PROBLEM TO WORK ON:
Search the listing below for "County". Copy each matching line.

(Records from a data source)
··········
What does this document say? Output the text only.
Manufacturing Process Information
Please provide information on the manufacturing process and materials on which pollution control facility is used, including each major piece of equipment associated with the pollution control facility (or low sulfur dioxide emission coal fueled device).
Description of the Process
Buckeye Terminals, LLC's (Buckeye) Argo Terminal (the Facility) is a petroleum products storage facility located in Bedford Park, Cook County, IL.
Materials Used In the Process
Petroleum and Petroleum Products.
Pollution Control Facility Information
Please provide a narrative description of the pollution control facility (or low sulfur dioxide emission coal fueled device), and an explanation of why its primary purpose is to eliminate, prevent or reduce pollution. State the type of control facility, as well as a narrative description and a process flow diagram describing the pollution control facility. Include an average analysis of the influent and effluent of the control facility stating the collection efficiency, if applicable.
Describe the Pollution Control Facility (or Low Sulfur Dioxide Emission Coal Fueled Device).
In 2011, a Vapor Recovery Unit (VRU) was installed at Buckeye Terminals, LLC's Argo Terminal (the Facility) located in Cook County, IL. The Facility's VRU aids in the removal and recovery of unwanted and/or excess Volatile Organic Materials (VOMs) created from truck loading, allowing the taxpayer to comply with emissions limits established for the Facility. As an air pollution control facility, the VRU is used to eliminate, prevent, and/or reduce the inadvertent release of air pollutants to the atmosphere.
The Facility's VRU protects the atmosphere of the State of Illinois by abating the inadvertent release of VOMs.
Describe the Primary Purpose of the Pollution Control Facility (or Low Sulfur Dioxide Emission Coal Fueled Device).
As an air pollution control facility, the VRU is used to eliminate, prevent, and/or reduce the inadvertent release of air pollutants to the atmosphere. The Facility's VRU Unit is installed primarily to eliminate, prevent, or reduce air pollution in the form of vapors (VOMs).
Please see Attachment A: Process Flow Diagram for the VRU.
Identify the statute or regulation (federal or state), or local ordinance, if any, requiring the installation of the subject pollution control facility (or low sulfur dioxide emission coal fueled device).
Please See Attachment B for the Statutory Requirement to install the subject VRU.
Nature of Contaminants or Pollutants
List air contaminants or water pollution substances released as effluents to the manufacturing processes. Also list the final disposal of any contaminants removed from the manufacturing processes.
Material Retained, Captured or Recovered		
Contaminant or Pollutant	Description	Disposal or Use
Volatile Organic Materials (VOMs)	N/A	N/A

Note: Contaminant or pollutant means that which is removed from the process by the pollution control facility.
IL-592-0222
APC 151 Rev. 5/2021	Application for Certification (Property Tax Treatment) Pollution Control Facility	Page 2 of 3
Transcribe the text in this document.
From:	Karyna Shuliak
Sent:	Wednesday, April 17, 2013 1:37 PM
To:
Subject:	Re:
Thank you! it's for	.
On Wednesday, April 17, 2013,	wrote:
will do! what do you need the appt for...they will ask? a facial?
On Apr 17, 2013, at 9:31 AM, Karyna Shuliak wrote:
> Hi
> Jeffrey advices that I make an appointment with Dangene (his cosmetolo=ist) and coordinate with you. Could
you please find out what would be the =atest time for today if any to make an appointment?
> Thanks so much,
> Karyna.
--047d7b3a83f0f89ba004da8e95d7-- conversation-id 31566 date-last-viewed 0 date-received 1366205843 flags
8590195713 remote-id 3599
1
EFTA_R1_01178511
··········
PROBLEM SOLUTION:
Buckeye Terminals, LLC's (Buckeye) Argo Terminal (the Facility) is a petroleum products storage facility located in Bedford Park, Cook County, IL.
In 2011, a Vapor Recovery Unit (VRU) was installed at Buckeye Terminals, LLC's Argo Terminal (the Facility) located in Cook County, IL. The Facility's VRU aids in the removal and recovery of unwanted and/or excess Volatile Organic Materials (VOMs) created from truck loading, allowing the taxpayer to comply with emissions limits established for the Facility. As an air pollution control facility, the VRU is used to eliminate, prevent, and/or reduce the inadvertent release of air pollutants to the atmosphere.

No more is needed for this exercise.